* _STATED EXERCISE_:
Return each item below verbatim, keeping every line unchanged and in its original order.

* _LISTED RECORDS_:

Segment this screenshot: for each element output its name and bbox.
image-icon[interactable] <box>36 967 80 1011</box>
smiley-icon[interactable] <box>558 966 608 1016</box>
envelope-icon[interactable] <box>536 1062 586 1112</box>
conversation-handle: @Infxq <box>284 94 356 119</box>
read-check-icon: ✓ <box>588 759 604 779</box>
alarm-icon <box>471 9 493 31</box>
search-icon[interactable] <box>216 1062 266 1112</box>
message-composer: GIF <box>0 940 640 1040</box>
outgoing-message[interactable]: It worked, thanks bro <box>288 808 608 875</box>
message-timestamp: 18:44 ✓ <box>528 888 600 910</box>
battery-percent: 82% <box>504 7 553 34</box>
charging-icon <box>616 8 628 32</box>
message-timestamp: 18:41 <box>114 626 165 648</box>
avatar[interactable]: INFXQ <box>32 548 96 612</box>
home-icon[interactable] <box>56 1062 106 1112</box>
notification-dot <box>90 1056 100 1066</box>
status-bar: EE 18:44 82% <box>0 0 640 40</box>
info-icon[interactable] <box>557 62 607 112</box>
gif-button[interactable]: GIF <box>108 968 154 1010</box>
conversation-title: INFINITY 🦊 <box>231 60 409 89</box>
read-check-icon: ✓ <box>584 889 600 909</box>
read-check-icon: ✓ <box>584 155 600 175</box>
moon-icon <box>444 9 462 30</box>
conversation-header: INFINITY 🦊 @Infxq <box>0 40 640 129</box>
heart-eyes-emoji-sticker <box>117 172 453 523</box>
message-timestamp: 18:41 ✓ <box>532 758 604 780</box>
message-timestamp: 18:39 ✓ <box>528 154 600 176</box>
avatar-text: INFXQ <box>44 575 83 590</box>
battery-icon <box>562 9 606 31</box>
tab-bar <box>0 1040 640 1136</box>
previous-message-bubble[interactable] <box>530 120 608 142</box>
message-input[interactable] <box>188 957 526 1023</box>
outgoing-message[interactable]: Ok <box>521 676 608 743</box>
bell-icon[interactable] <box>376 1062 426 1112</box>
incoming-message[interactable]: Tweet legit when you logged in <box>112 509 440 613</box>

* _TASK RESPONSE_:
Segment this screenshot: for each element output its name and bbox.
image-icon[interactable] <box>36 967 80 1011</box>
smiley-icon[interactable] <box>558 966 608 1016</box>
envelope-icon[interactable] <box>536 1062 586 1112</box>
conversation-handle: @Infxq <box>284 94 356 119</box>
read-check-icon: ✓ <box>588 759 604 779</box>
alarm-icon <box>471 9 493 31</box>
search-icon[interactable] <box>216 1062 266 1112</box>
message-composer: GIF <box>0 940 640 1040</box>
outgoing-message[interactable]: It worked, thanks bro <box>288 808 608 875</box>
message-timestamp: 18:44 ✓ <box>528 888 600 910</box>
battery-percent: 82% <box>504 7 553 34</box>
charging-icon <box>616 8 628 32</box>
message-timestamp: 18:41 <box>114 626 165 648</box>
avatar[interactable]: INFXQ <box>32 548 96 612</box>
home-icon[interactable] <box>56 1062 106 1112</box>
notification-dot <box>90 1056 100 1066</box>
status-bar: EE 18:44 82% <box>0 0 640 40</box>
info-icon[interactable] <box>557 62 607 112</box>
gif-button[interactable]: GIF <box>108 968 154 1010</box>
conversation-title: INFINITY 🦊 <box>231 60 409 89</box>
read-check-icon: ✓ <box>584 889 600 909</box>
read-check-icon: ✓ <box>584 155 600 175</box>
moon-icon <box>444 9 462 30</box>
conversation-header: INFINITY 🦊 @Infxq <box>0 40 640 129</box>
heart-eyes-emoji-sticker <box>117 172 453 523</box>
message-timestamp: 18:41 ✓ <box>532 758 604 780</box>
message-timestamp: 18:39 ✓ <box>528 154 600 176</box>
avatar-text: INFXQ <box>44 575 83 590</box>
battery-icon <box>562 9 606 31</box>
tab-bar <box>0 1040 640 1136</box>
previous-message-bubble[interactable] <box>530 120 608 142</box>
message-input[interactable] <box>188 957 526 1023</box>
outgoing-message[interactable]: Ok <box>521 676 608 743</box>
bell-icon[interactable] <box>376 1062 426 1112</box>
incoming-message[interactable]: Tweet legit when you logged in <box>112 509 440 613</box>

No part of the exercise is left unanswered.